PASSAGE PROVIDED =>

──────

Most AI never reaches production. We're the team you call after the pilot.

Cooli is a small consultancy that designs, builds, evaluates, and operates AI systems for teams that need them to actually work. The half we focus on is the half nobody else wants — the integration, the evals, the observability, the long tail of failures that quietly take a system down at 3am. It's the part that decides whether your project still runs six months from now.

Why we exist

The pattern's familiar. A polished demo, a memo to leadership, a budget commitment. Then six months pass and there's nothing in production. The post-mortems all name the same culprits — nobody owned the integration, nobody built the evals, nobody watched what shipped, nobody was on the page when something silently broke.

So Cooli exists to take that half. We start where most consultancies hand off — at the boring, hard, unglamorous parts that decide whether a system stays up. If we're not confident we can ship it, we say so up front.

How we work

Ship in weeks, not quarters

Fixed scope, fixed window. Working code by week one — every week, something to look at.

──────

SUPPLIED INFORMATION =>

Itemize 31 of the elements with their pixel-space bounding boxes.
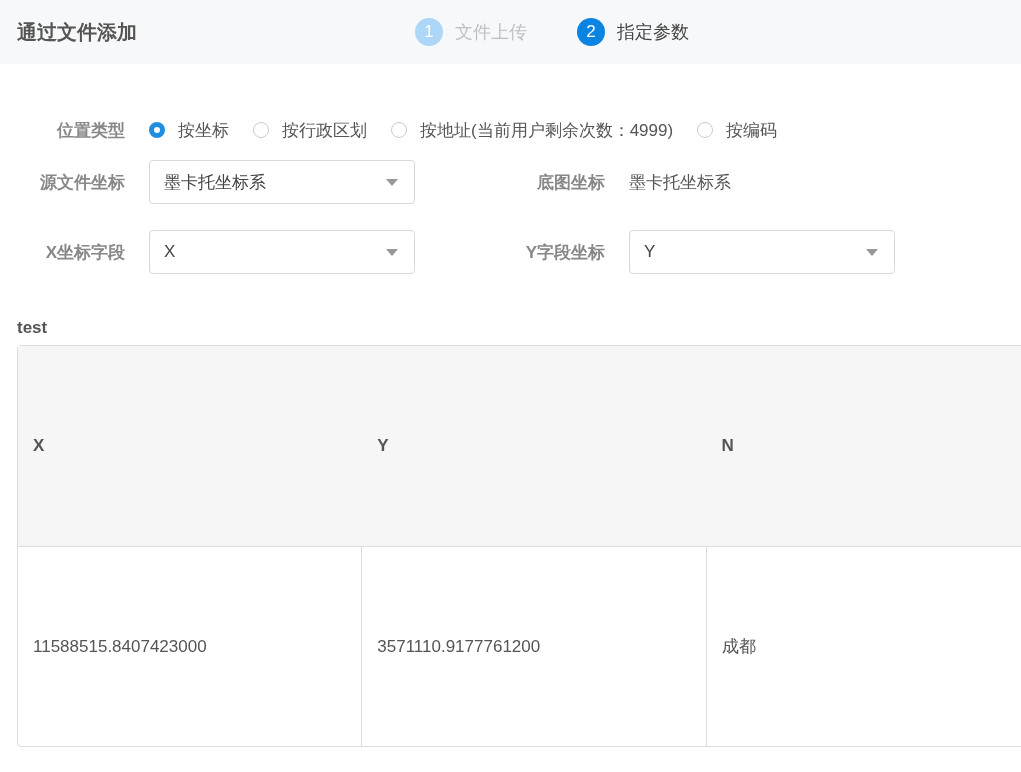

──────

DIRECTIVES =>
**a.** Reproduce the stretch of the Cooli page from "Cooli is a small" through "something silently broke.", word for word.
**b.** For each statement, say yes or no according to the Cooli page and quote the words that decide it. (i) Cooli calls itself a large consultancy. (ii) Cooli promises working code by week one. (iii) Cooli starts where most consultancies hand off.

FINAL ANSWERS =>
**a.**
Cooli is a small consultancy that designs, builds, evaluates, and operates AI systems for teams that need them to actually work. The half we focus on is the half nobody else wants — the integration, the evals, the observability, the long tail of failures that quietly take a system down at 3am. It's the part that decides whether your project still runs six months from now.

Why we exist

The pattern's familiar. A polished demo, a memo to leadership, a budget commitment. Then six months pass and there's nothing in production. The post-mortems all name the same culprits — nobody owned the integration, nobody built the evals, nobody watched what shipped, nobody was on the page when something silently broke.

**b.**
(i) No: "Cooli is a small consultancy"
(ii) Yes: "Working code by week one"
(iii) Yes: "We start where most consultancies hand off"